• **Exercise objective**
Say how many lines contain the word "values". Only the number should be given.

• **Input records**
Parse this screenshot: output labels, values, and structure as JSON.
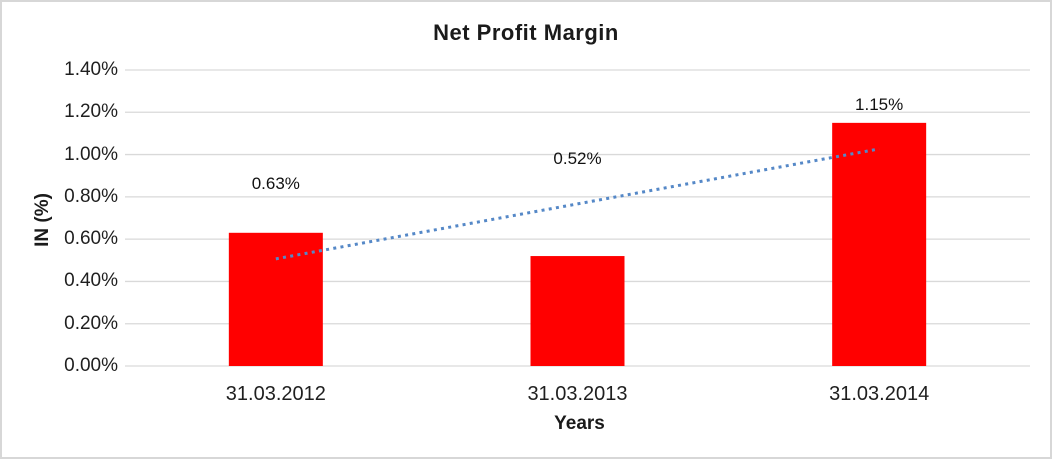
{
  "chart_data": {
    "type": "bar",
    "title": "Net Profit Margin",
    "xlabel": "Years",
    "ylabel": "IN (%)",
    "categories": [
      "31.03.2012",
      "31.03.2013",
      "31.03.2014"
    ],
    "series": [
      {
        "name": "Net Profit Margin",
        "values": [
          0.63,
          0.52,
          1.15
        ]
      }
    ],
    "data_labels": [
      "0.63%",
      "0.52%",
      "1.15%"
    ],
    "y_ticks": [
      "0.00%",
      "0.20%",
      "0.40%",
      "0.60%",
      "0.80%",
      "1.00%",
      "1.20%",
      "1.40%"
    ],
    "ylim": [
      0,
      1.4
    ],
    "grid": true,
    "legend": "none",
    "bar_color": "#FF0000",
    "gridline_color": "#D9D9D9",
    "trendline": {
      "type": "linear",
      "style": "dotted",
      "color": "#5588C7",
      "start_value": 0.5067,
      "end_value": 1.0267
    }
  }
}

• **Answer to this problem**
2